**EXERCISE TASK A:** In the listing, reproduce verbatim the stretch from the line containing "x-tick-label: 4: [926, 618, 936, 638]" through the line containing "x-tick-label: 0: [66, 618, 76, 638]", including both of those lines.

**PAGE EXCERPT:**
---------------

The installation used to apply the process according to the invention comprises a thermally, insulated reaction line, the length of which depends upon the reaction time, about 1 min., between the H2 S contained by the fluids and the SO2 fed with a pump from a tank into said line. Said line is linked at one end with the flow-line conveying the fluids--crude, water and gas--produced by wells from hydrocarbon reservoirs, and at the other end with a gas-liquid separator by means of another line. The H2 S free gas is led from said separator to a processing plant or to consumers and the crude oil, water and sulfur resulting from the reaction between H2 S and SO2 are led to a horizontal, thermally insulated separator. The separated sulfur is used as such or to produce SO2. The separated water can be injected back into the formation and the separated crude, cleaned to pipeline specifications, is led in part to a processing plant and in part is pumped into a heater from which, one part is injected into a reaction line, before the fluid therein is contacted with the fed SO2, in order to avoid sulfur deposition in the reaction line. The other part is injected into a line connecting the gas-liquid separator to the horizontal separator, where crude, water and sulfur are heated to about 120°C In order to eliminate the non-reacted H2 S traces, one or several tanks are provided to supply formation water containing cations that precipitate H2 S, and/or alkaline solutions, said formation water or solutions being injected into the reaction line near the gas-liquid separator.

---------------

**DATA SUPPLIED:**

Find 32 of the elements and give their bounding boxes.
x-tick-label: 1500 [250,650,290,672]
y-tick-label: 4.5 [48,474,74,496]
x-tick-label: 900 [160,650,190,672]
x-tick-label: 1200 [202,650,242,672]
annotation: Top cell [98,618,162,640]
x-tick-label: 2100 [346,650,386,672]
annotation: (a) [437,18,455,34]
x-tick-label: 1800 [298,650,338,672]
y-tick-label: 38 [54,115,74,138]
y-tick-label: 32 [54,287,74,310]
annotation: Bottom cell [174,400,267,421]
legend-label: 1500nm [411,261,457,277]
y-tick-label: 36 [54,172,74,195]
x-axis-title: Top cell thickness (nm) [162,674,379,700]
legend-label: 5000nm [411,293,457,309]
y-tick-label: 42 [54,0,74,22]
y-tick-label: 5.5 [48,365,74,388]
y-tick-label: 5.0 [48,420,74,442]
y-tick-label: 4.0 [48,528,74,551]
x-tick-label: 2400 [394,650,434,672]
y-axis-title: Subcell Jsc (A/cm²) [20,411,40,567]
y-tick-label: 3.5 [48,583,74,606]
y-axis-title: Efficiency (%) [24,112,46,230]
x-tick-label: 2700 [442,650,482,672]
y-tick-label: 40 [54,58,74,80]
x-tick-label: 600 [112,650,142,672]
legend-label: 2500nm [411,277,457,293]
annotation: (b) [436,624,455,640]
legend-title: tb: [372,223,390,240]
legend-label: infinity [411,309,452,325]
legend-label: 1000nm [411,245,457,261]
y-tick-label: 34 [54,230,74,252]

---------------

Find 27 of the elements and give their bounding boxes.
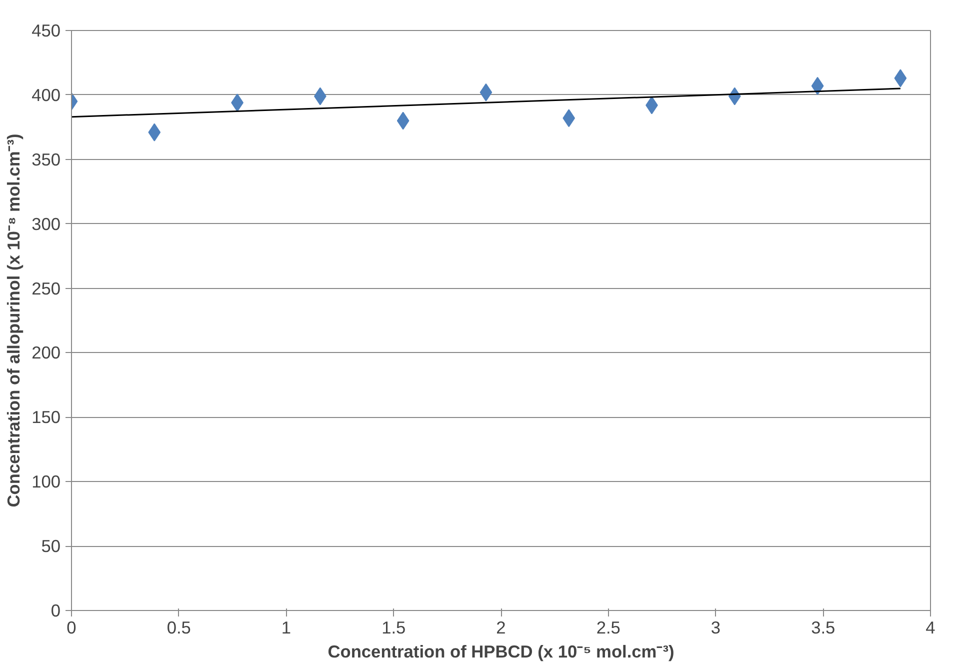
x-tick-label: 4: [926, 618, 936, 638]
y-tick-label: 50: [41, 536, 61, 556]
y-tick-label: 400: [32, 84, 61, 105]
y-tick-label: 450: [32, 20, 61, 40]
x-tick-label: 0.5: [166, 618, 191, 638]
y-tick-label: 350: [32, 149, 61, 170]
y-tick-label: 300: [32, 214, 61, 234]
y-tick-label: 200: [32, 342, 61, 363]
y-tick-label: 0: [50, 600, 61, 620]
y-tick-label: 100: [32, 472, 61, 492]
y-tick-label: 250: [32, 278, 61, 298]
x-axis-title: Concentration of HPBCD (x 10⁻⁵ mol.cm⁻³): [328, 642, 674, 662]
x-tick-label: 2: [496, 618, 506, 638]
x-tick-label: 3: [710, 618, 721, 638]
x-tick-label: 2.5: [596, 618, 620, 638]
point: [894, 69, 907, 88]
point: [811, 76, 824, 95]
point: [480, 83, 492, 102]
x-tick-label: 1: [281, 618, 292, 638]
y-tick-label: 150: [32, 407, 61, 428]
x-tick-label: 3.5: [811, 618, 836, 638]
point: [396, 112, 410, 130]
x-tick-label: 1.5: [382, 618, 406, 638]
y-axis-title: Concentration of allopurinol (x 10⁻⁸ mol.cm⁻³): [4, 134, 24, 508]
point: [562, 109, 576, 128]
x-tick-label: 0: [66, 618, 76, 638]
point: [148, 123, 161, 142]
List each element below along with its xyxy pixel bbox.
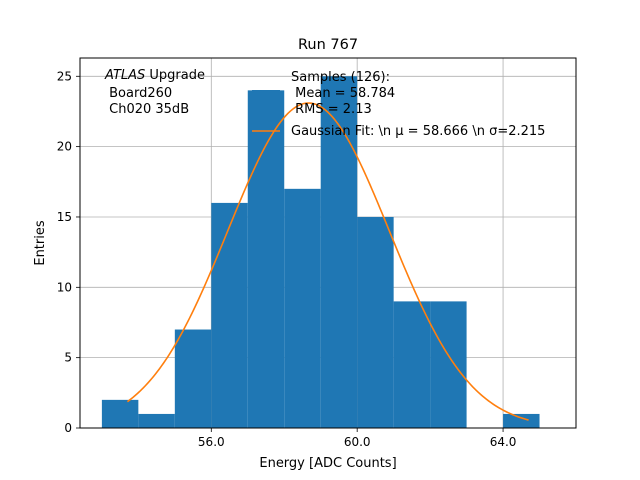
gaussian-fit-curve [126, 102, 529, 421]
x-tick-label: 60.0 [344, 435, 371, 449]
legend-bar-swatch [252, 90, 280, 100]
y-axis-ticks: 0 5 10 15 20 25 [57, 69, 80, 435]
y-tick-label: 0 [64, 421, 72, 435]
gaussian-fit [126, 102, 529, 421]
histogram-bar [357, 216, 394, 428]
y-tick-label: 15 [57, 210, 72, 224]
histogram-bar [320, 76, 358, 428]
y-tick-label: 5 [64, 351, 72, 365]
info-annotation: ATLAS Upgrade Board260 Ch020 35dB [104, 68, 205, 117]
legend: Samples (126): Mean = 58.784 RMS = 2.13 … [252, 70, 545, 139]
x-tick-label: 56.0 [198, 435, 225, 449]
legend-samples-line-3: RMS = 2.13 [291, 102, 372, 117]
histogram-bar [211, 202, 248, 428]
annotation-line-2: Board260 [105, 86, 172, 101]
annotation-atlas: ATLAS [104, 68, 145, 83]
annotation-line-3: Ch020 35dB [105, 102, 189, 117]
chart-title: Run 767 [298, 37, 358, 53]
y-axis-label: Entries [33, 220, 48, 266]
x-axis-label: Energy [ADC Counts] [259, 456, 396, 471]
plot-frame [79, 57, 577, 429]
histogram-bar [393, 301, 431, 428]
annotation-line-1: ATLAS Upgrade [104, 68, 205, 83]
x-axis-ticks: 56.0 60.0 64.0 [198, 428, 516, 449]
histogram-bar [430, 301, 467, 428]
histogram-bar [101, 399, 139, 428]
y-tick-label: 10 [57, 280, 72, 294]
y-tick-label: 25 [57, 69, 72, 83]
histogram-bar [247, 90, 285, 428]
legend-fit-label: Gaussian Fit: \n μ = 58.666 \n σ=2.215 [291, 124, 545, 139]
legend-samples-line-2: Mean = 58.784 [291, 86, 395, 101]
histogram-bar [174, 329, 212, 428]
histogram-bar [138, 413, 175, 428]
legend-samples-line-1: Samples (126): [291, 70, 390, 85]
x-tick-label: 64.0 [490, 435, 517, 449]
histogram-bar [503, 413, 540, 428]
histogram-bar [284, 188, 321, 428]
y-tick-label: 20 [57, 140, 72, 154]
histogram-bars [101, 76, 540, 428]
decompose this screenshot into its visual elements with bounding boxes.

---------------

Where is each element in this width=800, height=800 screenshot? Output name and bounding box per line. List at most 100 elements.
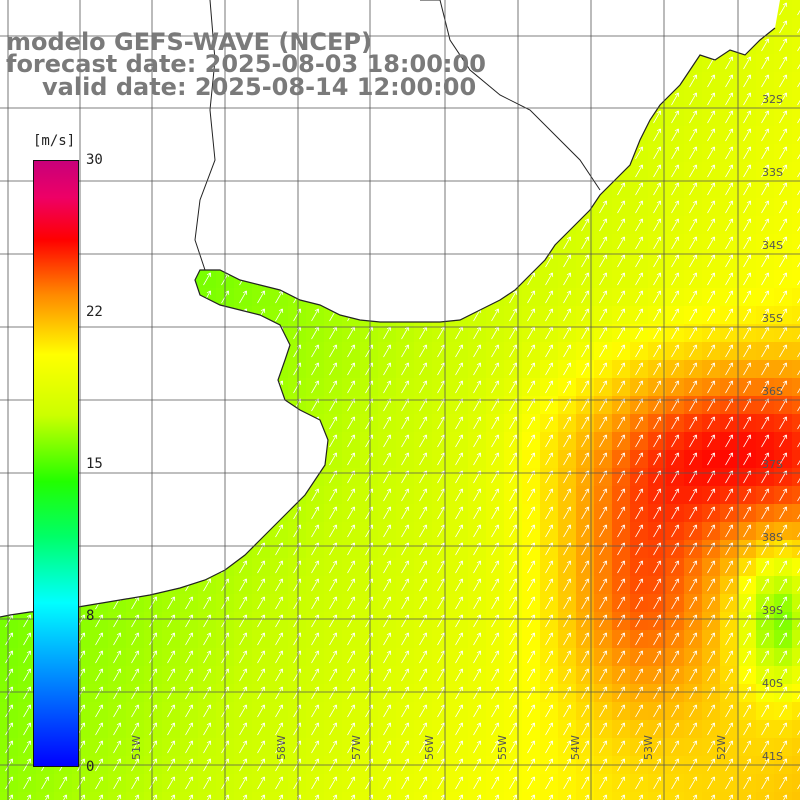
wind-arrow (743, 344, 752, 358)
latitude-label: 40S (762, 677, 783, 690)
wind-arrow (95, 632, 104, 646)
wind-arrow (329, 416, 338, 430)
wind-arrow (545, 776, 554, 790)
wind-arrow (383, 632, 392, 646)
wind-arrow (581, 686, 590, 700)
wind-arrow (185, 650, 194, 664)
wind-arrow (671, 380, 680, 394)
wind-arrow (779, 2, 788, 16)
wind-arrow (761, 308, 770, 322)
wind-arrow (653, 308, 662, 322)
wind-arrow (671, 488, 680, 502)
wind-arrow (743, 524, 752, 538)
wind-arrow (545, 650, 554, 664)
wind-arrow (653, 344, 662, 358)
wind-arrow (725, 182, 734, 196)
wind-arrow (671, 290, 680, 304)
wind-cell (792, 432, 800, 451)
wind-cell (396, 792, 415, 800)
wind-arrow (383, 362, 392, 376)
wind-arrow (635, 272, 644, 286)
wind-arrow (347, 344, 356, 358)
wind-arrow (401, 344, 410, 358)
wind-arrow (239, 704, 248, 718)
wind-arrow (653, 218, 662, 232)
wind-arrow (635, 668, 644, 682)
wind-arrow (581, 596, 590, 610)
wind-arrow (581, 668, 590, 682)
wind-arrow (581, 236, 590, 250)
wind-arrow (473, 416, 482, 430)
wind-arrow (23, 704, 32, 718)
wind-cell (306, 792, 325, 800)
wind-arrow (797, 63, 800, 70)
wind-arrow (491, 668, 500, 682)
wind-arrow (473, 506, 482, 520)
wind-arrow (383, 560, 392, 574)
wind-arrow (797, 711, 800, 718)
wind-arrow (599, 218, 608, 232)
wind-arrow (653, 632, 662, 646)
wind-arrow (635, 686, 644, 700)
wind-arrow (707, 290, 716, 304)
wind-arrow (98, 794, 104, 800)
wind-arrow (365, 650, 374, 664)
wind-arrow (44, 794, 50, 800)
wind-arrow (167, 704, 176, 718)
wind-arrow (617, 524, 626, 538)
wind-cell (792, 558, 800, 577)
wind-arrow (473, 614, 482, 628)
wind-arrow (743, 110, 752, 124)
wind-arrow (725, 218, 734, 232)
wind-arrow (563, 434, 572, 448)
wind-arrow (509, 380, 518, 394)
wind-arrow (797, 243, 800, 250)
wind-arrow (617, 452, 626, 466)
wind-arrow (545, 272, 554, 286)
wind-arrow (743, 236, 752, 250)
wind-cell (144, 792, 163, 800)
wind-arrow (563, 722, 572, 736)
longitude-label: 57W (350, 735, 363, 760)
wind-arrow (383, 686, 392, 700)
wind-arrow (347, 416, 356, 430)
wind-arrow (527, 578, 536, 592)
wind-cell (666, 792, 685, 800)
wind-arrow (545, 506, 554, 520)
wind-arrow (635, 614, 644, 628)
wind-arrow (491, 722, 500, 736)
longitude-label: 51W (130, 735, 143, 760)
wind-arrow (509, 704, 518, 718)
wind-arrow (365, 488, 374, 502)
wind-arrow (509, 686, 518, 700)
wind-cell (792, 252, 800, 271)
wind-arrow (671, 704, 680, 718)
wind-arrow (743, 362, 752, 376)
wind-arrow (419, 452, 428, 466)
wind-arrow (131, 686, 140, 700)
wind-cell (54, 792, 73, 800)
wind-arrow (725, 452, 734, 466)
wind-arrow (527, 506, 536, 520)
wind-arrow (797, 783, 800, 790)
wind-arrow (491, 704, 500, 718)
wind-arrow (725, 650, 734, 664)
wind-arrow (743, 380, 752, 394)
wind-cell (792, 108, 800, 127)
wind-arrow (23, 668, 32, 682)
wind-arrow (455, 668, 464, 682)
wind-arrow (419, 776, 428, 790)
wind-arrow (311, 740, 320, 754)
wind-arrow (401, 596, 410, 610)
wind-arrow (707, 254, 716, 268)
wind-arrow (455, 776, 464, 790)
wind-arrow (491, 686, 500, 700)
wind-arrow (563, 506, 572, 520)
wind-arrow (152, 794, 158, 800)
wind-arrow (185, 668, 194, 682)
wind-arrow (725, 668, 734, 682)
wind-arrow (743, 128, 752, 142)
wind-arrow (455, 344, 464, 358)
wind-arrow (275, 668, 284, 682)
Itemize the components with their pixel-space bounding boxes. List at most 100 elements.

---------------

**EXERCISE TASK B:**
Answer the following from the installation description:
(i) What is the approximate reaction time that determines the length of the reaction line?
(ii) To approximately what temperature are the crude, water and sulfur heated?
(iii) What may be done with the separated water?

**WRITTEN SOLUTION A:**
x-tick-label: 4: [926, 618, 936, 638]
y-tick-label: 50: [41, 536, 61, 556]
y-tick-label: 400: [32, 84, 61, 105]
y-tick-label: 450: [32, 20, 61, 40]
x-tick-label: 0.5: [166, 618, 191, 638]
y-tick-label: 350: [32, 149, 61, 170]
y-tick-label: 300: [32, 214, 61, 234]
y-tick-label: 200: [32, 342, 61, 363]
y-tick-label: 0: [50, 600, 61, 620]
y-tick-label: 100: [32, 472, 61, 492]
y-tick-label: 250: [32, 278, 61, 298]
x-axis-title: Concentration of HPBCD (x 10⁻⁵ mol.cm⁻³): [328, 642, 674, 662]
x-tick-label: 2: [496, 618, 506, 638]
x-tick-label: 3: [710, 618, 721, 638]
x-tick-label: 2.5: [596, 618, 620, 638]
point: [894, 69, 907, 88]
point: [811, 76, 824, 95]
point: [480, 83, 492, 102]
x-tick-label: 1: [281, 618, 292, 638]
y-tick-label: 150: [32, 407, 61, 428]
x-tick-label: 3.5: [811, 618, 836, 638]
point: [396, 112, 410, 130]
x-tick-label: 1.5: [382, 618, 406, 638]
y-axis-title: Concentration of allopurinol (x 10⁻⁸ mol.cm⁻³): [4, 134, 24, 508]
point: [562, 109, 576, 128]
x-tick-label: 0: [66, 618, 76, 638]

**WRITTEN SOLUTION B:**
(i) About 1 min.
(ii) About 120°C.
(iii) It can be injected back into the formation.